**EXERCISE DETAILS:** Wherever the word "name" shows up in a line, please copy that line.

--- GIVEN INFORMATION ---

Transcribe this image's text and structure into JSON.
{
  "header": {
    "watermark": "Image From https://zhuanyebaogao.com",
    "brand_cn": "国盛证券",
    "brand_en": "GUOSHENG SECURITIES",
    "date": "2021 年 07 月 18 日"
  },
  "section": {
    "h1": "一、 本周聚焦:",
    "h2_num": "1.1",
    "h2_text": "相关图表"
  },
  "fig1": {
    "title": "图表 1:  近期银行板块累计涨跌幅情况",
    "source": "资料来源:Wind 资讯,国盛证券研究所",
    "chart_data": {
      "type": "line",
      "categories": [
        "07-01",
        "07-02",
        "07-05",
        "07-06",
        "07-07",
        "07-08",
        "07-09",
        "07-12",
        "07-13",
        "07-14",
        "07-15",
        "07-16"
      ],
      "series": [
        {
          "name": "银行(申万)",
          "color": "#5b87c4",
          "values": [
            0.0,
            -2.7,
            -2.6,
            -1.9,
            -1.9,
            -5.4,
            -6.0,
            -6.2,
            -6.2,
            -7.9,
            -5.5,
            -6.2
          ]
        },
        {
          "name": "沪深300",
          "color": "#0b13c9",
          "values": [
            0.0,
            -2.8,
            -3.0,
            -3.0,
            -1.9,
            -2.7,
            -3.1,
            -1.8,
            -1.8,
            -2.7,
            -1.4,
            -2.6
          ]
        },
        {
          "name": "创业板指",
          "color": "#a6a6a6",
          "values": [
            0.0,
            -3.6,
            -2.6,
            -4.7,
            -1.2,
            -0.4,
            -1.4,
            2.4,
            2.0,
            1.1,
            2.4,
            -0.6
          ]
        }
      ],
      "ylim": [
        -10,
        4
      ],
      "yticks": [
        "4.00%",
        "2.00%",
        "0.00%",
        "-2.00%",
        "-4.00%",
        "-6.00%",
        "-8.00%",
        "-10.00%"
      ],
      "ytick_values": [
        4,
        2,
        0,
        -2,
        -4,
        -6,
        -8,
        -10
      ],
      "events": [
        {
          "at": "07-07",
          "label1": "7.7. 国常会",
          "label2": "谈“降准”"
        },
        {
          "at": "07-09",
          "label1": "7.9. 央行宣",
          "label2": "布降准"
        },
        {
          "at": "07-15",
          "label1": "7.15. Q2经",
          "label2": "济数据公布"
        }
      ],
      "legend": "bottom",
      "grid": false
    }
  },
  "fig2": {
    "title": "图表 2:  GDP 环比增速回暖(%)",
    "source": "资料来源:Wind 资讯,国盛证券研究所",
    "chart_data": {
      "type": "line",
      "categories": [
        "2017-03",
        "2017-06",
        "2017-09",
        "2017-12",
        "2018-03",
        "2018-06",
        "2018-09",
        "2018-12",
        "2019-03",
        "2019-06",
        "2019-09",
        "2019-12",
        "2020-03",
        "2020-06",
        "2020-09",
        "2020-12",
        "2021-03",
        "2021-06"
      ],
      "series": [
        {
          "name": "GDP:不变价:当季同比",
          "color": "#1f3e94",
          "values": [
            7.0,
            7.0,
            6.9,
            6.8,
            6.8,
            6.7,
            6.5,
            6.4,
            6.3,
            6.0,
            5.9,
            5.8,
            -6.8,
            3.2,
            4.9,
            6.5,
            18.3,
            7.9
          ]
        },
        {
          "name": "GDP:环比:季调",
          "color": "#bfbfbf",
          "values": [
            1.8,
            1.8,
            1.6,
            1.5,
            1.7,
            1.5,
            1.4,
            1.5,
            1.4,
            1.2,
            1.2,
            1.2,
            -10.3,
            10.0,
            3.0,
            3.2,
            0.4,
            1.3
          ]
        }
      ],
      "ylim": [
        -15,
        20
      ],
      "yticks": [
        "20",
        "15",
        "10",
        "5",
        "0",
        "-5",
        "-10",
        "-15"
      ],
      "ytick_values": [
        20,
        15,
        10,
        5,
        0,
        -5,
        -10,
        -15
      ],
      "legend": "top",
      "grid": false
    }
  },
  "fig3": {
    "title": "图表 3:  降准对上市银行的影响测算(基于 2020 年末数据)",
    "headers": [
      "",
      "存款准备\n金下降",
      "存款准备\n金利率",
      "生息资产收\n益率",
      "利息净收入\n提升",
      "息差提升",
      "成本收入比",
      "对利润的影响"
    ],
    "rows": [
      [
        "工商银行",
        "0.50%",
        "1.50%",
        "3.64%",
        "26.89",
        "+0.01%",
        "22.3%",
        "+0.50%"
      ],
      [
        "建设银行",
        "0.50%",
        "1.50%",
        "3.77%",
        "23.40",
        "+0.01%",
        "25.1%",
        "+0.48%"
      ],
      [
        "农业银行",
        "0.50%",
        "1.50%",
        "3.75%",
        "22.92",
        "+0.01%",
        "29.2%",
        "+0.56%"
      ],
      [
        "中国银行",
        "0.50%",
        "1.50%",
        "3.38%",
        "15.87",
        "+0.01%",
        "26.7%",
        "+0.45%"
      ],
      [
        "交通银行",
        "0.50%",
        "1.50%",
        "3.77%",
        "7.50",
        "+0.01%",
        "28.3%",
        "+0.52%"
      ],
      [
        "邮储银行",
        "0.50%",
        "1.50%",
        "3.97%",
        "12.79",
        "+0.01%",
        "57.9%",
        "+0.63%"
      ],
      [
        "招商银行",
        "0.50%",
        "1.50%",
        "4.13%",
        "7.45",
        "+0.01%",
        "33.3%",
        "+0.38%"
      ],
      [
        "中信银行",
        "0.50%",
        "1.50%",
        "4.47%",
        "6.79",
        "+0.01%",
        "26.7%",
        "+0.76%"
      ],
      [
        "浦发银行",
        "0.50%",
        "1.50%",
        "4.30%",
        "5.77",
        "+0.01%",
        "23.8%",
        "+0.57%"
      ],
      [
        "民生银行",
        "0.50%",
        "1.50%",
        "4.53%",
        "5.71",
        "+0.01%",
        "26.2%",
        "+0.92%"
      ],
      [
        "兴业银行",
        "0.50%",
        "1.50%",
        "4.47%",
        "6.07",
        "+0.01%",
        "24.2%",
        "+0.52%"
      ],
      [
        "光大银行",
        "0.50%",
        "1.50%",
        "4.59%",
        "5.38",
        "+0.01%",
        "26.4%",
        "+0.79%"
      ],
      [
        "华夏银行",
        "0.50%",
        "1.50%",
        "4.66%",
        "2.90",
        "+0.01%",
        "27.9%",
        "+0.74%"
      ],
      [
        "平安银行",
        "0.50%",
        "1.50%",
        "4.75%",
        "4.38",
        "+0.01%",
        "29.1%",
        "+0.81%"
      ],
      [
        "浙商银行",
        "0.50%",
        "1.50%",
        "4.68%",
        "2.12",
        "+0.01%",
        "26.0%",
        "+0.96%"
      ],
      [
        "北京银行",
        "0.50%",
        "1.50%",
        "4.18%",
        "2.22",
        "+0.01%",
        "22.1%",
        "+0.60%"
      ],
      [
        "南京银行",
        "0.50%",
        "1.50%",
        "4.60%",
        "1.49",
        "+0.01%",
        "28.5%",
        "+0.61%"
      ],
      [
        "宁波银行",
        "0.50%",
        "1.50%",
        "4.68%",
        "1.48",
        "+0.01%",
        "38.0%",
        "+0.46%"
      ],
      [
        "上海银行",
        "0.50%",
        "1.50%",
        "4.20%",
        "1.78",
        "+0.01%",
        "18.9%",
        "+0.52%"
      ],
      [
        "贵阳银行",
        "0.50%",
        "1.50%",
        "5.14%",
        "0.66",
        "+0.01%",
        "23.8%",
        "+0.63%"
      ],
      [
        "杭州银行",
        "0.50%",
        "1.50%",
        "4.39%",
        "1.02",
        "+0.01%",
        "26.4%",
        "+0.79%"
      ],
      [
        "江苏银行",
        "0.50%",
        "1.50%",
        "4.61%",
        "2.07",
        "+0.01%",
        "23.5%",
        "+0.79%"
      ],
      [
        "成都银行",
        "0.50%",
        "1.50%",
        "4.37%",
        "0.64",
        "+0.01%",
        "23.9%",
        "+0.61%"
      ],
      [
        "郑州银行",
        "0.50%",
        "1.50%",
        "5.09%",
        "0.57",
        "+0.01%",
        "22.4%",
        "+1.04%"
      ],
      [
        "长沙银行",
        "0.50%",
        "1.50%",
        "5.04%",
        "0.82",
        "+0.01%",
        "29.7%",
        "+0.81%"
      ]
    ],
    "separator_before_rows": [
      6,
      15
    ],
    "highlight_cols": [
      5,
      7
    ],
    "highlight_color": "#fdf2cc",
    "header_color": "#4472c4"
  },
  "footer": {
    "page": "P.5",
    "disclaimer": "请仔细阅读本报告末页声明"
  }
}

---

**ANSWER TO THIS EXERCISE:**
          "name": "银行(申万)",
          "name": "沪深300",
          "name": "创业板指",
          "name": "GDP:不变价:当季同比",
          "name": "GDP:环比:季调",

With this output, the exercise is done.